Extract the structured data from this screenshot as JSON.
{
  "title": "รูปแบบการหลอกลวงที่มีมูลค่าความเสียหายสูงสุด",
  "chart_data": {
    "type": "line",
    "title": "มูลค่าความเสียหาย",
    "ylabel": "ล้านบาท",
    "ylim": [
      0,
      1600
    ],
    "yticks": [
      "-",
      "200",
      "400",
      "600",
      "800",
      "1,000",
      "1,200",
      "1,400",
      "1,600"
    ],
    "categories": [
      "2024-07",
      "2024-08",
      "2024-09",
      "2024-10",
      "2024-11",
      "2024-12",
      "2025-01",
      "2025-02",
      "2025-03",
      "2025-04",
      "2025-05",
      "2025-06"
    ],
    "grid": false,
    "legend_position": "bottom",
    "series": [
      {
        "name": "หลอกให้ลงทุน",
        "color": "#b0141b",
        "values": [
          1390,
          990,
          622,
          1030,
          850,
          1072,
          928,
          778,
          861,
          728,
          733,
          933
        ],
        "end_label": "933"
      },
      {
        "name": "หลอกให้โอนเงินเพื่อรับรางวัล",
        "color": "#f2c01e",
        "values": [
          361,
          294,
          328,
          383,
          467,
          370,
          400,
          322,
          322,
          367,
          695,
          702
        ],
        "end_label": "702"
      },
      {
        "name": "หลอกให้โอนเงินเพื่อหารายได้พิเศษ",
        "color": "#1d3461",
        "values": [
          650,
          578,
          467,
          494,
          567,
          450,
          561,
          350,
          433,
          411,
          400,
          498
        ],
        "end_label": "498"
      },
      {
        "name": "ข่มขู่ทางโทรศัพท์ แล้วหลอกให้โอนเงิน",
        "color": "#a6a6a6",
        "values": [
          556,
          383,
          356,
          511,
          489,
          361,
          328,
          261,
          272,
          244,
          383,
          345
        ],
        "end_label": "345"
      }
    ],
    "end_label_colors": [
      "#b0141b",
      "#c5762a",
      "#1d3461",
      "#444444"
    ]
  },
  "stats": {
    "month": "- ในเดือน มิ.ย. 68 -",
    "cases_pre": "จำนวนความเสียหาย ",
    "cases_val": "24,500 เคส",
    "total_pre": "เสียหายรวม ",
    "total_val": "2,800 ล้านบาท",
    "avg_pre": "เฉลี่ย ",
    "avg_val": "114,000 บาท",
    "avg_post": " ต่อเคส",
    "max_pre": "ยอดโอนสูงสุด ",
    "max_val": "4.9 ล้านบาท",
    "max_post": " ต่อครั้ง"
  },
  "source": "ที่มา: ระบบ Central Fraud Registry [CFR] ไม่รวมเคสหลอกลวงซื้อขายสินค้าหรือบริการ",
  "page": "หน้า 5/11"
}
________
§ **WHAT THE EXERCISE ASKS**
Copy down every line of the material above that includes the string "title".

§ **RIGHT ANSWER**
  "title": "รูปแบบการหลอกลวงที่มีมูลค่าความเสียหายสูงสุด",
    "title": "มูลค่าความเสียหาย",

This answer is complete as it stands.